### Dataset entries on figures
================
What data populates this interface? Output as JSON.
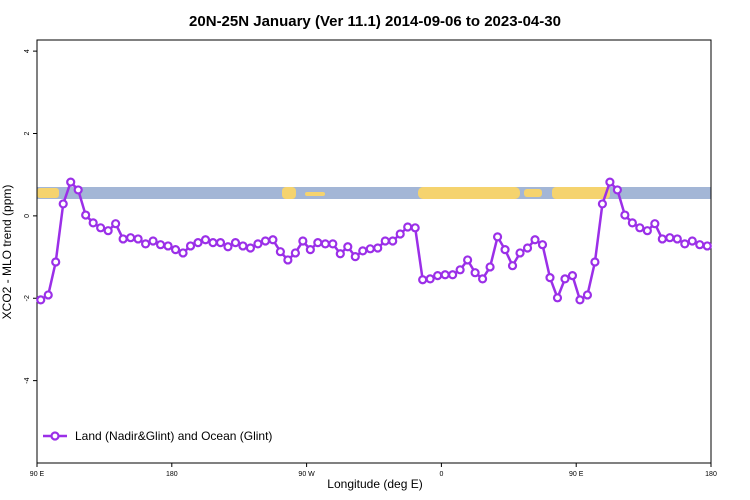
{
  "chart_data": {
    "type": "line",
    "title": "20N-25N January (Ver 11.1)   2014-09-06 to 2023-04-30",
    "x_label": "Longitude (deg E)",
    "y_label": "XCO2 - MLO trend (ppm)",
    "xlim": [
      90,
      540
    ],
    "ylim": [
      -6,
      4.27
    ],
    "xticks": [
      {
        "value": 90,
        "label": "90 E"
      },
      180,
      {
        "value": 270,
        "label": "90 W"
      },
      {
        "value": 360,
        "label": "0"
      },
      {
        "value": 450,
        "label": "90 E"
      },
      {
        "value": 540,
        "label": "180"
      }
    ],
    "yticks": [
      4,
      2,
      0,
      -2,
      -4
    ],
    "legend_position": "bottom-left",
    "x": [
      92.5,
      97.5,
      102.5,
      107.5,
      112.5,
      117.5,
      122.5,
      127.5,
      132.5,
      137.5,
      142.5,
      147.5,
      152.5,
      157.5,
      162.5,
      167.5,
      172.5,
      177.5,
      182.5,
      187.5,
      192.5,
      197.5,
      202.5,
      207.5,
      212.5,
      217.5,
      222.5,
      227.5,
      232.5,
      237.5,
      242.5,
      247.5,
      252.5,
      257.5,
      262.5,
      267.5,
      272.5,
      277.5,
      282.5,
      287.5,
      292.5,
      297.5,
      302.5,
      307.5,
      312.5,
      317.5,
      322.5,
      327.5,
      332.5,
      337.5,
      342.5,
      347.5,
      352.5,
      357.5,
      362.5,
      367.5,
      372.5,
      377.5,
      382.5,
      387.5,
      392.5,
      397.5,
      402.5,
      407.5,
      412.5,
      417.5,
      422.5,
      427.5,
      432.5,
      437.5,
      442.5,
      447.5,
      452.5,
      457.5,
      462.5,
      467.5,
      472.5,
      477.5,
      482.5,
      487.5,
      492.5,
      497.5,
      502.5,
      507.5,
      512.5,
      517.5,
      522.5,
      527.5,
      532.5,
      537.5
    ],
    "series": [
      {
        "name": "Land (Nadir&Glint) and Ocean (Glint)",
        "color": "#9b2fe8",
        "values": [
          -2.04,
          -1.92,
          -1.12,
          0.29,
          0.82,
          0.63,
          0.02,
          -0.17,
          -0.29,
          -0.36,
          -0.19,
          -0.56,
          -0.53,
          -0.56,
          -0.68,
          -0.61,
          -0.7,
          -0.73,
          -0.82,
          -0.9,
          -0.73,
          -0.65,
          -0.58,
          -0.65,
          -0.65,
          -0.75,
          -0.65,
          -0.73,
          -0.78,
          -0.68,
          -0.61,
          -0.58,
          -0.87,
          -1.07,
          -0.9,
          -0.61,
          -0.82,
          -0.65,
          -0.68,
          -0.68,
          -0.92,
          -0.75,
          -0.99,
          -0.85,
          -0.8,
          -0.78,
          -0.61,
          -0.61,
          -0.44,
          -0.27,
          -0.29,
          -1.55,
          -1.53,
          -1.45,
          -1.43,
          -1.43,
          -1.31,
          -1.07,
          -1.38,
          -1.53,
          -1.24,
          -0.51,
          -0.82,
          -1.21,
          -0.9,
          -0.78,
          -0.58,
          -0.7,
          -1.5,
          -1.99,
          -1.53,
          -1.45,
          -2.04,
          -1.92,
          -1.12,
          0.29,
          0.82,
          0.63,
          0.02,
          -0.17,
          -0.29,
          -0.36,
          -0.19,
          -0.56,
          -0.53,
          -0.56,
          -0.68,
          -0.61,
          -0.7,
          -0.73
        ]
      }
    ]
  }
}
================
### Challenge
Pictures are excluded; copy all other data exactly as shown.

### Task solution
What data populates this interface? Output as JSON.
{
  "chart_data": {
    "type": "line",
    "title": "20N-25N January (Ver 11.1)   2014-09-06 to 2023-04-30",
    "x_label": "Longitude (deg E)",
    "y_label": "XCO2 - MLO trend (ppm)",
    "xlim": [
      90,
      540
    ],
    "ylim": [
      -6,
      4.27
    ],
    "xticks": [
      {
        "value": 90,
        "label": "90 E"
      },
      180,
      {
        "value": 270,
        "label": "90 W"
      },
      {
        "value": 360,
        "label": "0"
      },
      {
        "value": 450,
        "label": "90 E"
      },
      {
        "value": 540,
        "label": "180"
      }
    ],
    "yticks": [
      4,
      2,
      0,
      -2,
      -4
    ],
    "legend_position": "bottom-left",
    "x": [
      92.5,
      97.5,
      102.5,
      107.5,
      112.5,
      117.5,
      122.5,
      127.5,
      132.5,
      137.5,
      142.5,
      147.5,
      152.5,
      157.5,
      162.5,
      167.5,
      172.5,
      177.5,
      182.5,
      187.5,
      192.5,
      197.5,
      202.5,
      207.5,
      212.5,
      217.5,
      222.5,
      227.5,
      232.5,
      237.5,
      242.5,
      247.5,
      252.5,
      257.5,
      262.5,
      267.5,
      272.5,
      277.5,
      282.5,
      287.5,
      292.5,
      297.5,
      302.5,
      307.5,
      312.5,
      317.5,
      322.5,
      327.5,
      332.5,
      337.5,
      342.5,
      347.5,
      352.5,
      357.5,
      362.5,
      367.5,
      372.5,
      377.5,
      382.5,
      387.5,
      392.5,
      397.5,
      402.5,
      407.5,
      412.5,
      417.5,
      422.5,
      427.5,
      432.5,
      437.5,
      442.5,
      447.5,
      452.5,
      457.5,
      462.5,
      467.5,
      472.5,
      477.5,
      482.5,
      487.5,
      492.5,
      497.5,
      502.5,
      507.5,
      512.5,
      517.5,
      522.5,
      527.5,
      532.5,
      537.5
    ],
    "series": [
      {
        "name": "Land (Nadir&Glint) and Ocean (Glint)",
        "color": "#9b2fe8",
        "values": [
          -2.04,
          -1.92,
          -1.12,
          0.29,
          0.82,
          0.63,
          0.02,
          -0.17,
          -0.29,
          -0.36,
          -0.19,
          -0.56,
          -0.53,
          -0.56,
          -0.68,
          -0.61,
          -0.7,
          -0.73,
          -0.82,
          -0.9,
          -0.73,
          -0.65,
          -0.58,
          -0.65,
          -0.65,
          -0.75,
          -0.65,
          -0.73,
          -0.78,
          -0.68,
          -0.61,
          -0.58,
          -0.87,
          -1.07,
          -0.9,
          -0.61,
          -0.82,
          -0.65,
          -0.68,
          -0.68,
          -0.92,
          -0.75,
          -0.99,
          -0.85,
          -0.8,
          -0.78,
          -0.61,
          -0.61,
          -0.44,
          -0.27,
          -0.29,
          -1.55,
          -1.53,
          -1.45,
          -1.43,
          -1.43,
          -1.31,
          -1.07,
          -1.38,
          -1.53,
          -1.24,
          -0.51,
          -0.82,
          -1.21,
          -0.9,
          -0.78,
          -0.58,
          -0.7,
          -1.5,
          -1.99,
          -1.53,
          -1.45,
          -2.04,
          -1.92,
          -1.12,
          0.29,
          0.82,
          0.63,
          0.02,
          -0.17,
          -0.29,
          -0.36,
          -0.19,
          -0.56,
          -0.53,
          -0.56,
          -0.68,
          -0.61,
          -0.7,
          -0.73
        ]
      }
    ]
  }
}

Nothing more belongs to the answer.